--- SHORT EXERCISE ---
Pull out every line below holding the word "Download".

--- PROVIDED DATA ---
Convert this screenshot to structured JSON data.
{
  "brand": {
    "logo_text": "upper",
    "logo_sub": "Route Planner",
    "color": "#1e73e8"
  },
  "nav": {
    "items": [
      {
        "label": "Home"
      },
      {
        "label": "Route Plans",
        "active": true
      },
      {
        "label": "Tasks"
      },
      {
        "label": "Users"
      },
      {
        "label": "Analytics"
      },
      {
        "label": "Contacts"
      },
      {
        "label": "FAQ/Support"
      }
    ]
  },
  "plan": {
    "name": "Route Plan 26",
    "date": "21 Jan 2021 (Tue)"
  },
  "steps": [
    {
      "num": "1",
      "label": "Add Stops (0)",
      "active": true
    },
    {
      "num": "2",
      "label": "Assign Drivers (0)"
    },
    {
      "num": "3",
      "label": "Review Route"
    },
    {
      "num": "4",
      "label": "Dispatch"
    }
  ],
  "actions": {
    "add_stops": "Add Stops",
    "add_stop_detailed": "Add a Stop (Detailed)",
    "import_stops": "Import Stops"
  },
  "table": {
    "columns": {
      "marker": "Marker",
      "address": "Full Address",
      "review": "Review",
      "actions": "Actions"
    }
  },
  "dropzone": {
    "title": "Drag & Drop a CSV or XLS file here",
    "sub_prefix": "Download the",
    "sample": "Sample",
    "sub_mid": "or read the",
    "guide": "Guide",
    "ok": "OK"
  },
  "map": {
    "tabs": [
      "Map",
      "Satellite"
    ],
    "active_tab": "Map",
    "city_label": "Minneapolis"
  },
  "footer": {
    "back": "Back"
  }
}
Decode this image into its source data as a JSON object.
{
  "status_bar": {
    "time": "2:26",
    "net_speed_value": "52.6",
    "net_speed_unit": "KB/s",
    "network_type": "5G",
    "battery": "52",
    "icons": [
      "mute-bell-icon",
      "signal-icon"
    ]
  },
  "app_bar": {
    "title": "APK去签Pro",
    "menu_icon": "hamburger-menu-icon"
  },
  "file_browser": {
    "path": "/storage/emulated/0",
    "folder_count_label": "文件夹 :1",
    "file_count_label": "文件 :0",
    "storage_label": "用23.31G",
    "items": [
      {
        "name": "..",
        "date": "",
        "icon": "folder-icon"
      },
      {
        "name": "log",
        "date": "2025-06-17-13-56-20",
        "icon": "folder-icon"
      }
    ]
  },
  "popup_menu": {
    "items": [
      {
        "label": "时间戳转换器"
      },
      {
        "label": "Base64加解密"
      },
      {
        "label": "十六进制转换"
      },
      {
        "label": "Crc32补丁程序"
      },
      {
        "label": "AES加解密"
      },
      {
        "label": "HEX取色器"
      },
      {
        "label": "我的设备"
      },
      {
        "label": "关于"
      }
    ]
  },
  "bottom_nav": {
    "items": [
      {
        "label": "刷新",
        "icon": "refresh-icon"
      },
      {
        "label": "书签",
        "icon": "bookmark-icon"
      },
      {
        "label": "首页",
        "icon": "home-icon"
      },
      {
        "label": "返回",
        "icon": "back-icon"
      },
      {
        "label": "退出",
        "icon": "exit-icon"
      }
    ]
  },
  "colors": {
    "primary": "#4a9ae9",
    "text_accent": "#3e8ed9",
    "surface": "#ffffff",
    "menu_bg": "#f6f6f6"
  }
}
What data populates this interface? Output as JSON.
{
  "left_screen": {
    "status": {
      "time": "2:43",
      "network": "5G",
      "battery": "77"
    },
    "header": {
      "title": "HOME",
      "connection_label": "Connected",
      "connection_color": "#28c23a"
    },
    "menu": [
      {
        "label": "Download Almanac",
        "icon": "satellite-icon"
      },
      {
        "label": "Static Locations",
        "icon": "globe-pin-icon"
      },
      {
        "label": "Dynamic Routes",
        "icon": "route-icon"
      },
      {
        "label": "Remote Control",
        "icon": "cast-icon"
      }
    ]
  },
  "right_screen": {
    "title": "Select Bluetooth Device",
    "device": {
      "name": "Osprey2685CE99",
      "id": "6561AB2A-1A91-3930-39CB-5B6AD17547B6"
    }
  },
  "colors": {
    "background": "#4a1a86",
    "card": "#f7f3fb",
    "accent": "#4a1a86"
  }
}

--- THE ANSWER ---
    "sub_prefix": "Download the",
        "label": "Download Almanac",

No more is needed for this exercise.